Restate each of the lines given below, word for word.

-------- Data excerpts --------

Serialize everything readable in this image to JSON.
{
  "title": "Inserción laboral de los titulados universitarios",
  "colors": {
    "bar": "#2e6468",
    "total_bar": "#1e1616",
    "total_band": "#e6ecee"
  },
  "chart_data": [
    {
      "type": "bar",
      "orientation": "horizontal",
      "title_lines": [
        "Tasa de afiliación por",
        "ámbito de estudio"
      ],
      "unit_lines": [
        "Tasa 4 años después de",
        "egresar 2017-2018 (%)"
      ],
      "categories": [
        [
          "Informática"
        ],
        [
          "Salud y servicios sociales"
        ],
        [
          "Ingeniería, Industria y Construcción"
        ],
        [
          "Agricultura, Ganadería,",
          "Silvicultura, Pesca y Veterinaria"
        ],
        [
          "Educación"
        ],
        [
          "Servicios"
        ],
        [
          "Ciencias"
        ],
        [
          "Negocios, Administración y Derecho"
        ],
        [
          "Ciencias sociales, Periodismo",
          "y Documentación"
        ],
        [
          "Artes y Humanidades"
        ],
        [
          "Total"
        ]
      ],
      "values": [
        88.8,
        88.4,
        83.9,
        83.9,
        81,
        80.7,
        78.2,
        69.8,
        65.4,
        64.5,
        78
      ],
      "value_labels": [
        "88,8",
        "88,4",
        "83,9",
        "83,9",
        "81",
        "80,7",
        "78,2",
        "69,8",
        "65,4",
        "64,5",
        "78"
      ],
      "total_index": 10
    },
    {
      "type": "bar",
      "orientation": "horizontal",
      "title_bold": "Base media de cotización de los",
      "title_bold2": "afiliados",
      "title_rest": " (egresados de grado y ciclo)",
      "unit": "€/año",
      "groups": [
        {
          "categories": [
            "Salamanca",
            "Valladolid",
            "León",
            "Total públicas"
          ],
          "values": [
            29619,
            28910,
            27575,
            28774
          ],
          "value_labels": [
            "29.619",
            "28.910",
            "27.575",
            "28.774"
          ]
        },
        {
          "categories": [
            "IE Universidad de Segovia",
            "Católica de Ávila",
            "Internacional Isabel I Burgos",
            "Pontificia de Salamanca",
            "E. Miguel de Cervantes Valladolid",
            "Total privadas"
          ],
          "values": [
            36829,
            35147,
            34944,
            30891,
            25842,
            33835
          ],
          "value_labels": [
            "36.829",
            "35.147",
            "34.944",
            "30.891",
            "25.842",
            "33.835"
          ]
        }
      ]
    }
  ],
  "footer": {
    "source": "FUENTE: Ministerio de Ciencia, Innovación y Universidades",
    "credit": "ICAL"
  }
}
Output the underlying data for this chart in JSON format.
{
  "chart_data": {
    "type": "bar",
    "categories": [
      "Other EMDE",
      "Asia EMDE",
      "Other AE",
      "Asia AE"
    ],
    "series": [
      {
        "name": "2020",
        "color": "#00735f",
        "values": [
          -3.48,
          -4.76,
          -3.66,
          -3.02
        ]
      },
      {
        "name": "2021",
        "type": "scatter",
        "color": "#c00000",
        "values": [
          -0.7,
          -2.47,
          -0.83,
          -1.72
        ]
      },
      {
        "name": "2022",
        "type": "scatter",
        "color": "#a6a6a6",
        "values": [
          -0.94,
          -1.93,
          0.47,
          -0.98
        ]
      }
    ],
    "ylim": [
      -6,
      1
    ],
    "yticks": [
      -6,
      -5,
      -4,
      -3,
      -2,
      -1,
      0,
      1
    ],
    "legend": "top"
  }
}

--------

> **The reply**
Serialize everything readable in this image to JSON.
{
  "title": "Inserción laboral de los titulados universitarios",
  "colors": {
    "bar": "#2e6468",
    "total_bar": "#1e1616",
    "total_band": "#e6ecee"
  },
  "chart_data": [
    {
      "type": "bar",
      "orientation": "horizontal",
      "title_lines": [
        "Tasa de afiliación por",
        "ámbito de estudio"
      ],
      "unit_lines": [
        "Tasa 4 años después de",
        "egresar 2017-2018 (%)"
      ],
      "categories": [
        [
          "Informática"
        ],
        [
          "Salud y servicios sociales"
        ],
        [
          "Ingeniería, Industria y Construcción"
        ],
        [
          "Agricultura, Ganadería,",
          "Silvicultura, Pesca y Veterinaria"
        ],
        [
          "Educación"
        ],
        [
          "Servicios"
        ],
        [
          "Ciencias"
        ],
        [
          "Negocios, Administración y Derecho"
        ],
        [
          "Ciencias sociales, Periodismo",
          "y Documentación"
        ],
        [
          "Artes y Humanidades"
        ],
        [
          "Total"
        ]
      ],
      "values": [
        88.8,
        88.4,
        83.9,
        83.9,
        81,
        80.7,
        78.2,
        69.8,
        65.4,
        64.5,
        78
      ],
      "value_labels": [
        "88,8",
        "88,4",
        "83,9",
        "83,9",
        "81",
        "80,7",
        "78,2",
        "69,8",
        "65,4",
        "64,5",
        "78"
      ],
      "total_index": 10
    },
    {
      "type": "bar",
      "orientation": "horizontal",
      "title_bold": "Base media de cotización de los",
      "title_bold2": "afiliados",
      "title_rest": " (egresados de grado y ciclo)",
      "unit": "€/año",
      "groups": [
        {
          "categories": [
            "Salamanca",
            "Valladolid",
            "León",
            "Total públicas"
          ],
          "values": [
            29619,
            28910,
            27575,
            28774
          ],
          "value_labels": [
            "29.619",
            "28.910",
            "27.575",
            "28.774"
          ]
        },
        {
          "categories": [
            "IE Universidad de Segovia",
            "Católica de Ávila",
            "Internacional Isabel I Burgos",
            "Pontificia de Salamanca",
            "E. Miguel de Cervantes Valladolid",
            "Total privadas"
          ],
          "values": [
            36829,
            35147,
            34944,
            30891,
            25842,
            33835
          ],
          "value_labels": [
            "36.829",
            "35.147",
            "34.944",
            "30.891",
            "25.842",
            "33.835"
          ]
        }
      ]
    }
  ],
  "footer": {
    "source": "FUENTE: Ministerio de Ciencia, Innovación y Universidades",
    "credit": "ICAL"
  }
}
Output the underlying data for this chart in JSON format.
{
  "chart_data": {
    "type": "bar",
    "categories": [
      "Other EMDE",
      "Asia EMDE",
      "Other AE",
      "Asia AE"
    ],
    "series": [
      {
        "name": "2020",
        "color": "#00735f",
        "values": [
          -3.48,
          -4.76,
          -3.66,
          -3.02
        ]
      },
      {
        "name": "2021",
        "type": "scatter",
        "color": "#c00000",
        "values": [
          -0.7,
          -2.47,
          -0.83,
          -1.72
        ]
      },
      {
        "name": "2022",
        "type": "scatter",
        "color": "#a6a6a6",
        "values": [
          -0.94,
          -1.93,
          0.47,
          -0.98
        ]
      }
    ],
    "ylim": [
      -6,
      1
    ],
    "yticks": [
      -6,
      -5,
      -4,
      -3,
      -2,
      -1,
      0,
      1
    ],
    "legend": "top"
  }
}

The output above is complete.